> [Do this] Using the data below, copy each line that includes the word "plan".

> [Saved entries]
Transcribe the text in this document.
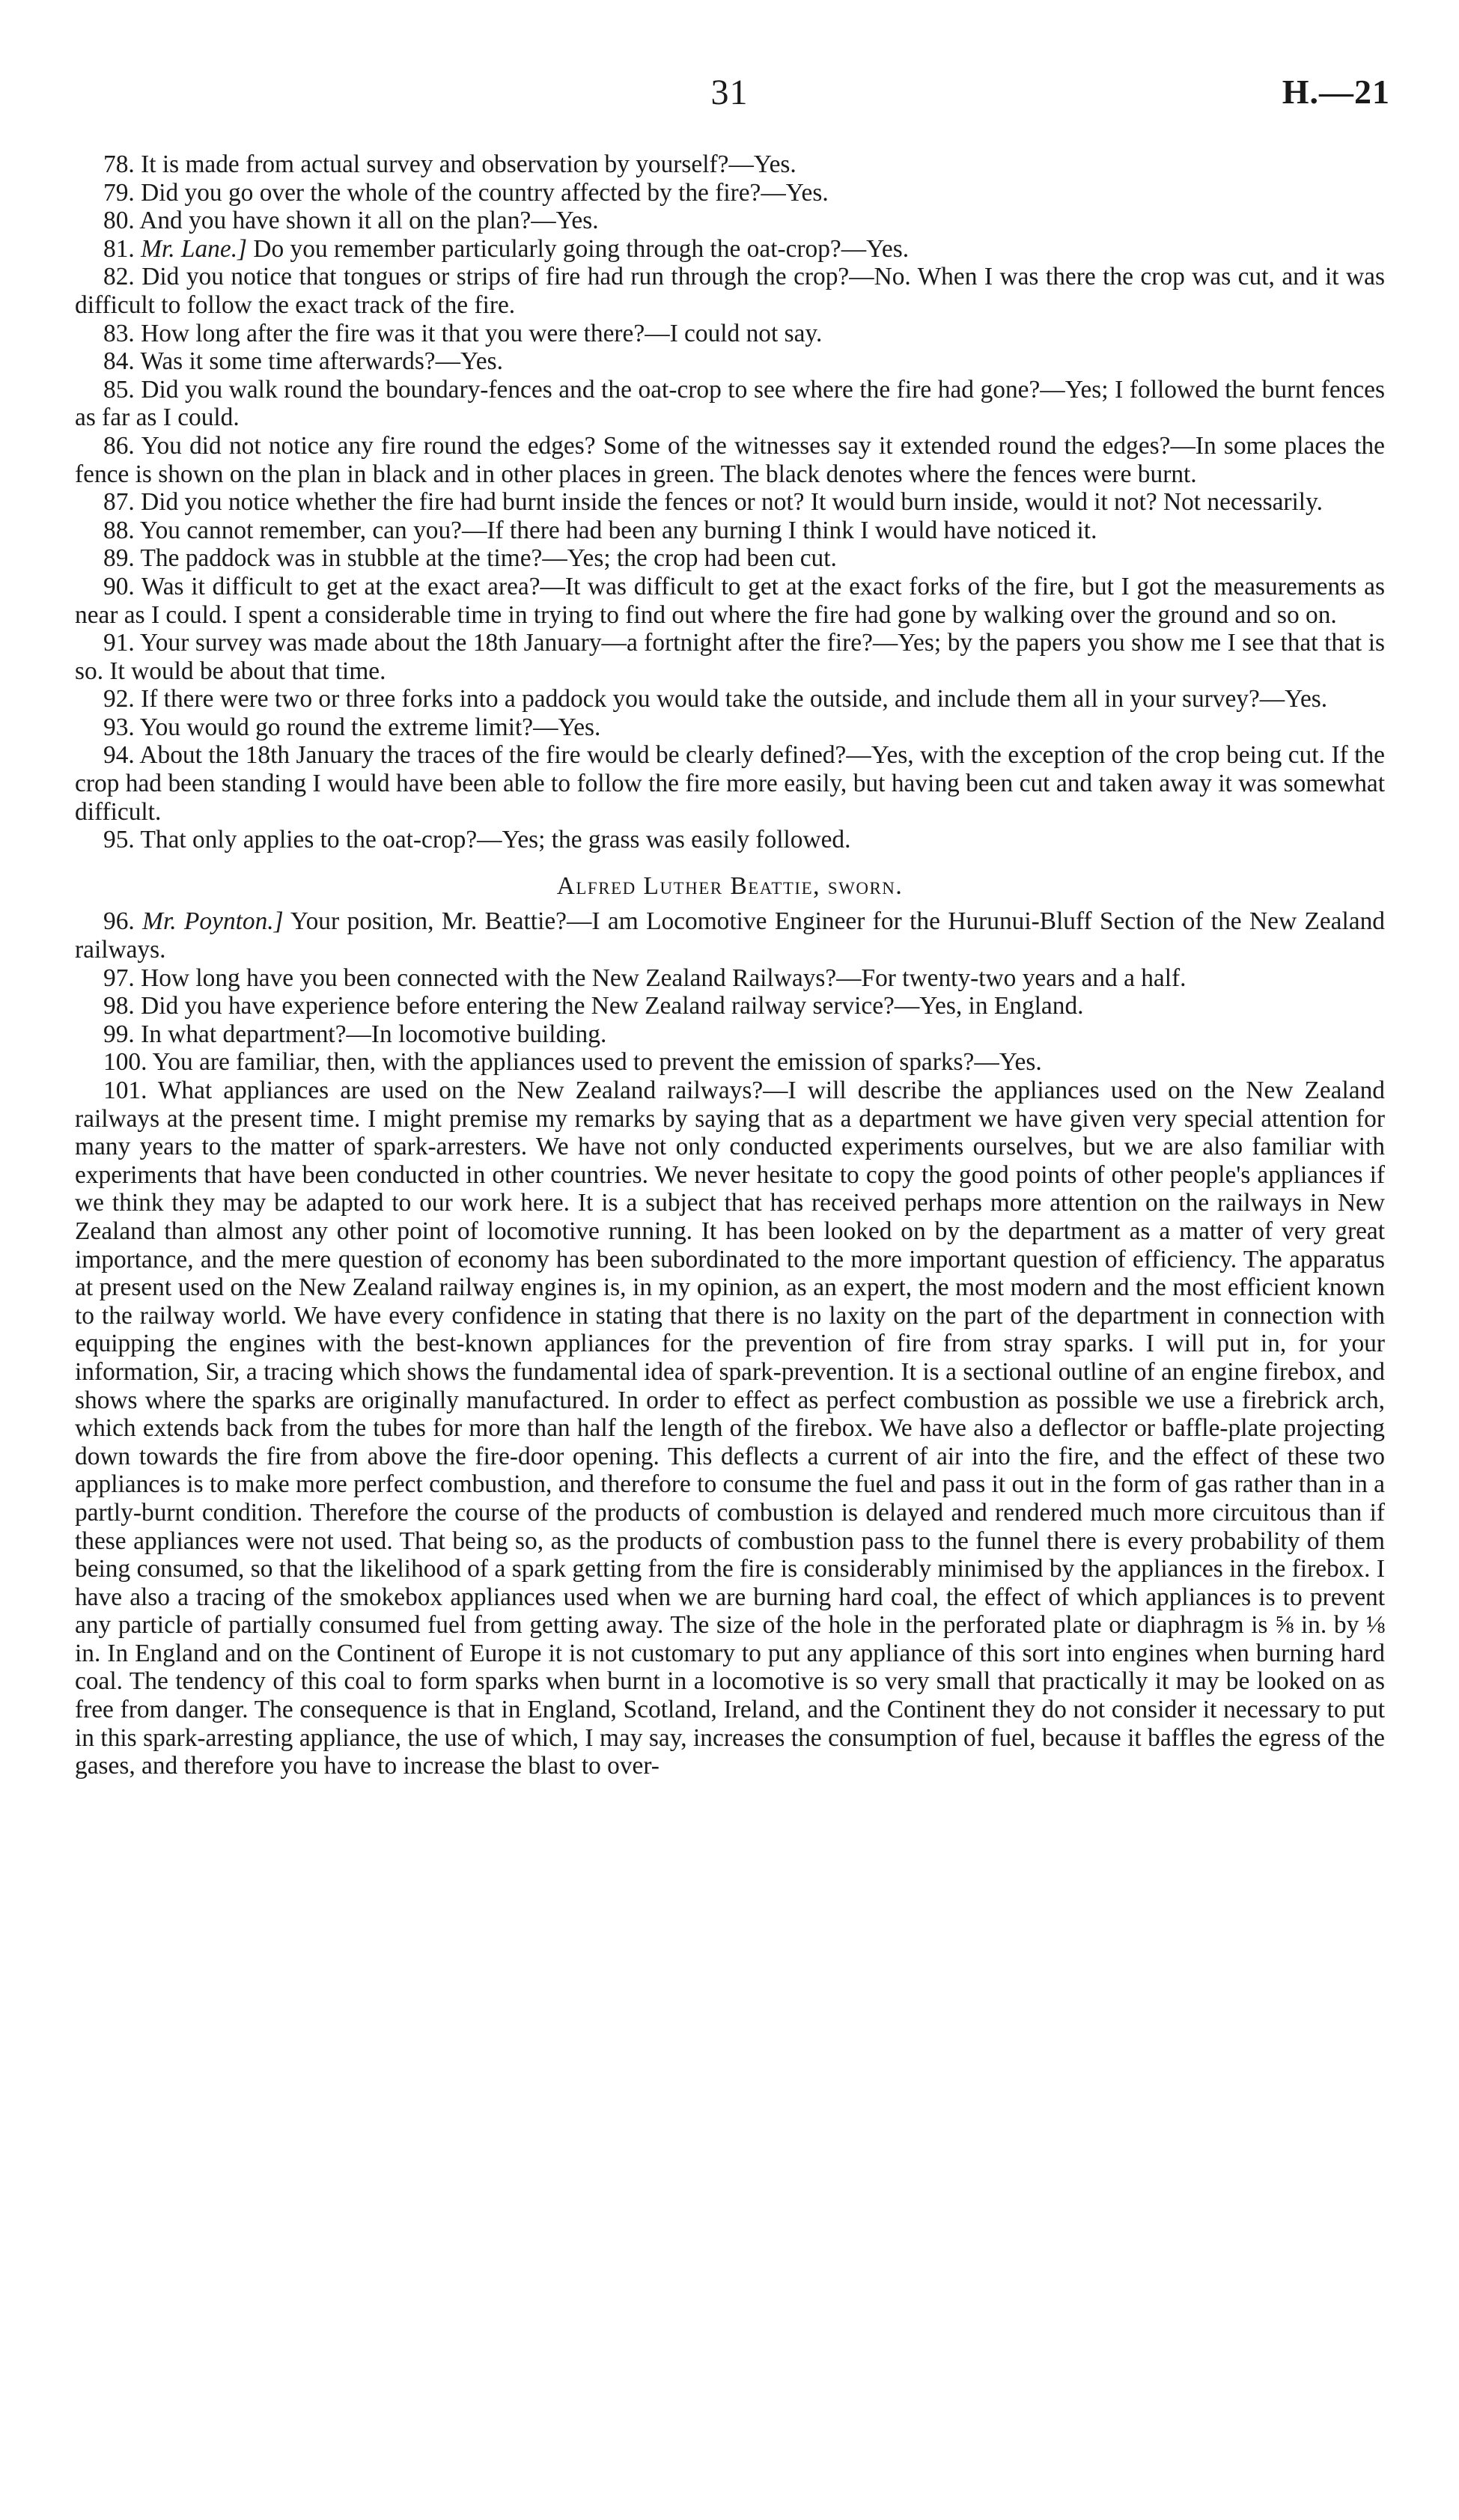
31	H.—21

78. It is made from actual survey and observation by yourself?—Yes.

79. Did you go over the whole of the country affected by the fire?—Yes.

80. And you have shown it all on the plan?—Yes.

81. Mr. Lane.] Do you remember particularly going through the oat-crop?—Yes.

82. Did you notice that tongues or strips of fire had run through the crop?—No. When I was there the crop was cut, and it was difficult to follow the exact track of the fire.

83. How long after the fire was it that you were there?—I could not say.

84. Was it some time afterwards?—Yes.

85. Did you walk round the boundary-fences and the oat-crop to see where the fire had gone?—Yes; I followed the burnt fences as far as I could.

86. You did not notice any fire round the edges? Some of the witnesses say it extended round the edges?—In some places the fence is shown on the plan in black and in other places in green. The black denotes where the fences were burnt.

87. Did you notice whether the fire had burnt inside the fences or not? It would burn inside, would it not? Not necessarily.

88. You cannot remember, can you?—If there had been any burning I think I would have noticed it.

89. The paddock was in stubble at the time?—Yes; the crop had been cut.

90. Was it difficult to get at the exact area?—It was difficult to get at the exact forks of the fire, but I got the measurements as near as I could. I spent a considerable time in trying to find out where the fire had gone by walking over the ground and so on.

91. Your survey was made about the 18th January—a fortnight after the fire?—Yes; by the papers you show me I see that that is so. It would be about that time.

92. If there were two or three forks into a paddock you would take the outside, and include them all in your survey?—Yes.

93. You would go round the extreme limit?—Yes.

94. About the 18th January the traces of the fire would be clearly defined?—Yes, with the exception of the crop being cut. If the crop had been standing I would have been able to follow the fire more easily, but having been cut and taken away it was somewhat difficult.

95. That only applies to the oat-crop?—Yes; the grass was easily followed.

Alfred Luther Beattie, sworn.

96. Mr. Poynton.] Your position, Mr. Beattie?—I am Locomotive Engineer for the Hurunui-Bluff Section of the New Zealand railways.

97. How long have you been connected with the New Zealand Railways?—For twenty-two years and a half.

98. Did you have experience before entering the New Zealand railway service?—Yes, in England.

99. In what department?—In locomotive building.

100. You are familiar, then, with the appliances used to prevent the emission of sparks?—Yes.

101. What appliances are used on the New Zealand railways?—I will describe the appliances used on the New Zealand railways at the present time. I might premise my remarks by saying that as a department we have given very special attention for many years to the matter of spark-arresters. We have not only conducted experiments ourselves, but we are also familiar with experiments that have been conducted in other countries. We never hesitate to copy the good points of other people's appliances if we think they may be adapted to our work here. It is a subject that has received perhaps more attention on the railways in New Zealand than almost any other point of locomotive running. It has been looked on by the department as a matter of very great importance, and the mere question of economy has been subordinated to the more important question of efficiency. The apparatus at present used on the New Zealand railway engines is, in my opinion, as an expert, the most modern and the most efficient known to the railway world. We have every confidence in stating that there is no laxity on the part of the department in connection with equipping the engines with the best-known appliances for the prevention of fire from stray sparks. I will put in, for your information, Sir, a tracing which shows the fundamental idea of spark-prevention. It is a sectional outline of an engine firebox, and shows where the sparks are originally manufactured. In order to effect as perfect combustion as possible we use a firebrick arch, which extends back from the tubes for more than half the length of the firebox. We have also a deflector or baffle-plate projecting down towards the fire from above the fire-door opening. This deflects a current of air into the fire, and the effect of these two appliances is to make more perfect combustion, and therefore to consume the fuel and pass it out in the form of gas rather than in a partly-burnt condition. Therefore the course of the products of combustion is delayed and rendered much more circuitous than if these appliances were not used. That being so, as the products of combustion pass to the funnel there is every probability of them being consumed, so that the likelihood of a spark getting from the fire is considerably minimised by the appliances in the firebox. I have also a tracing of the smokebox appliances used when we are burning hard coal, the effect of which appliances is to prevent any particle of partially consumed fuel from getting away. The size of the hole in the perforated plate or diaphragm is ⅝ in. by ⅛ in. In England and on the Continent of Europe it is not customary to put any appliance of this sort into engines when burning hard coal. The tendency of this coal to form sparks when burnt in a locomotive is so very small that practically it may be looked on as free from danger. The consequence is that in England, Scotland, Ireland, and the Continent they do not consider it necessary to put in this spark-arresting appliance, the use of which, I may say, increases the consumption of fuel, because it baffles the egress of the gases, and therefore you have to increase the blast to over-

...

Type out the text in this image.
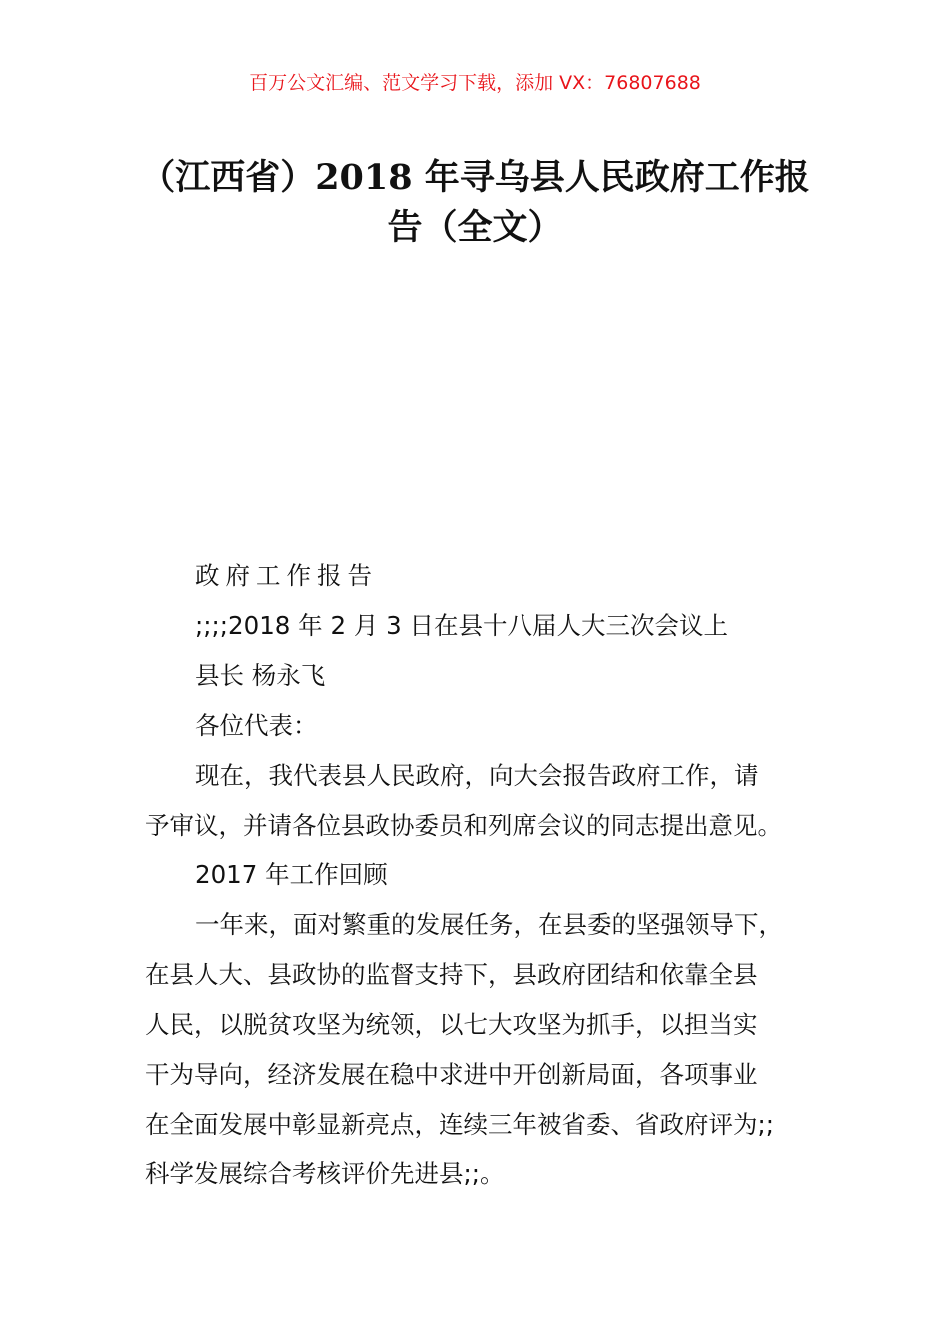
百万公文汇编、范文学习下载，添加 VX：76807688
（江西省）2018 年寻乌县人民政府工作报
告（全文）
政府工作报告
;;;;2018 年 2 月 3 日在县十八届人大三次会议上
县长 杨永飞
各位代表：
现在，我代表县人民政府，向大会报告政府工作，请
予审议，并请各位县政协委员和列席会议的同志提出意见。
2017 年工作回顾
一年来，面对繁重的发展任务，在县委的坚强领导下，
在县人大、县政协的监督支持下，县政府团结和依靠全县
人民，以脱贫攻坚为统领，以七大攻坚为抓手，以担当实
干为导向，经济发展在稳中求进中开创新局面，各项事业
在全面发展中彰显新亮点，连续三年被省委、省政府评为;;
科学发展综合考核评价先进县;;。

---

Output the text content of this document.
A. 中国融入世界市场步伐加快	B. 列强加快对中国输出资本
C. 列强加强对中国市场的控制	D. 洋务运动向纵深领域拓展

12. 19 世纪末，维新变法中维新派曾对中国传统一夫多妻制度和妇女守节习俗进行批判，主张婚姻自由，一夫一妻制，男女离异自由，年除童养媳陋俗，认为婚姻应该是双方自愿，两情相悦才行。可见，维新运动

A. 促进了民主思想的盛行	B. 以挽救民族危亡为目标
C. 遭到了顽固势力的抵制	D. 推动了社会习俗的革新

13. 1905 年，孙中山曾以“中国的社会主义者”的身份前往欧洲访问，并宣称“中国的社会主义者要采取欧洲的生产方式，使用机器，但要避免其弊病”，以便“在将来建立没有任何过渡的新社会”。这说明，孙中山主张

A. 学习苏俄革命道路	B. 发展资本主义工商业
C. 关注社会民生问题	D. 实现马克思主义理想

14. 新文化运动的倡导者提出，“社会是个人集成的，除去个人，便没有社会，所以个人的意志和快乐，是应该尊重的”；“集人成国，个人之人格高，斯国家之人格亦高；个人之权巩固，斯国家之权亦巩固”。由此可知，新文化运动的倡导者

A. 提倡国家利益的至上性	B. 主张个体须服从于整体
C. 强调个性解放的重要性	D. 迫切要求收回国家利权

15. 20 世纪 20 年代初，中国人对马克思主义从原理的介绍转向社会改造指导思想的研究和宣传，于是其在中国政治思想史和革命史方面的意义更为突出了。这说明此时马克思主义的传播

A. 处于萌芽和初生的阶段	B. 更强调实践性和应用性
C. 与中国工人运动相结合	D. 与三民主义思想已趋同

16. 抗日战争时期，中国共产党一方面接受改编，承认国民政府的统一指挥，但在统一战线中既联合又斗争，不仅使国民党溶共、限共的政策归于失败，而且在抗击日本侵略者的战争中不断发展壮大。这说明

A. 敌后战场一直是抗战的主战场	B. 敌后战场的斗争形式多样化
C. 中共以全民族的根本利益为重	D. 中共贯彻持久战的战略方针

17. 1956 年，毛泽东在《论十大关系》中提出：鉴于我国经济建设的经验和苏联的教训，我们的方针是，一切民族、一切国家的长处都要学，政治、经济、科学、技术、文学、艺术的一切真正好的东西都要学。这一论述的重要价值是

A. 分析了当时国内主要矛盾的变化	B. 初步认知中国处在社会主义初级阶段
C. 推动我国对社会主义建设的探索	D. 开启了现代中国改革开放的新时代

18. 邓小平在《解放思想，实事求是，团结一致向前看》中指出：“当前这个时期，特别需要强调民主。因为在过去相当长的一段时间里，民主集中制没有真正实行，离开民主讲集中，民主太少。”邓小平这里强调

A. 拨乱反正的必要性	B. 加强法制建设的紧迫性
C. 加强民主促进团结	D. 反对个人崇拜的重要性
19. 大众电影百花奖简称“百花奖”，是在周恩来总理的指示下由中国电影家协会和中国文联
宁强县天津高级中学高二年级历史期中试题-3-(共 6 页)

> [Answer below]
80. And you have shown it all on the plan?—Yes.
86. You did not notice any fire round the edges? Some of the witnesses say it extended round the edges?—In some places the fence is shown on the plan in black and in other places in green. The black denotes where the fences were burnt.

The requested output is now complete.